== STATED TASK ==
Pick out each line containing the string "page" and copy it.

-- START RECORDS SUPPLIED --

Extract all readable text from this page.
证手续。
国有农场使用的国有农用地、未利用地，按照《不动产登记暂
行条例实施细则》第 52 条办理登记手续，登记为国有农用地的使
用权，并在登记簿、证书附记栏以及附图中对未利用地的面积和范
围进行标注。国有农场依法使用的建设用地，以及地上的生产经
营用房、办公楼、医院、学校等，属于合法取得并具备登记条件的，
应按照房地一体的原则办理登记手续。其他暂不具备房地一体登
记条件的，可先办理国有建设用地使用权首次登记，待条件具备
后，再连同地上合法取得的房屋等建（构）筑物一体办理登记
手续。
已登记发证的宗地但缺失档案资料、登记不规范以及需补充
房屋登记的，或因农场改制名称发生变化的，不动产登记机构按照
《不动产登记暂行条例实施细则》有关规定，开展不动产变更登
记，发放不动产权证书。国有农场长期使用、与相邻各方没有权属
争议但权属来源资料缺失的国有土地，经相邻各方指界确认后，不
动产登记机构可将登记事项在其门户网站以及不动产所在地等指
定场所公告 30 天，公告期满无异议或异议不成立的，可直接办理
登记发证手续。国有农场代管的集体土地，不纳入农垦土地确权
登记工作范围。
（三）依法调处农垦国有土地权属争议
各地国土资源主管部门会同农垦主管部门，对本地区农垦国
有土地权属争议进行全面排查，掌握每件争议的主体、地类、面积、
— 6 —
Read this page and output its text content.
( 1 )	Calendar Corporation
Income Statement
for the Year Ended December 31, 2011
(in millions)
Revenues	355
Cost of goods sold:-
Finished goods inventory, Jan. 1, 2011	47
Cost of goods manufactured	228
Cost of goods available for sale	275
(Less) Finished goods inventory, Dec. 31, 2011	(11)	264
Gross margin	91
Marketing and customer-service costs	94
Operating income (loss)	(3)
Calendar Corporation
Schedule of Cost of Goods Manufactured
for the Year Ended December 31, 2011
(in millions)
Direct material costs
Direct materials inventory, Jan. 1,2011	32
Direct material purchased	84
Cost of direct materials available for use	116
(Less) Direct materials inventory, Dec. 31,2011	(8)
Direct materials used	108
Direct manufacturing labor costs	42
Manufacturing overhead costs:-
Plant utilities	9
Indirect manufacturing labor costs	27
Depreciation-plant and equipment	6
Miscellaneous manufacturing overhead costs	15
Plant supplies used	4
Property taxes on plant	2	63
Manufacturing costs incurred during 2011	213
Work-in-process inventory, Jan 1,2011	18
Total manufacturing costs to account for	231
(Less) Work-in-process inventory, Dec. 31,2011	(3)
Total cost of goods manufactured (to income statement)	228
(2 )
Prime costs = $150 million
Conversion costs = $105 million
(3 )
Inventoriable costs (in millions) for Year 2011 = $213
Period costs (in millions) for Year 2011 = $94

-- END RECORDS SUPPLIED --

== CORRECT RESPONSE ==
Extract all readable text from this page.
Read this page and output its text content.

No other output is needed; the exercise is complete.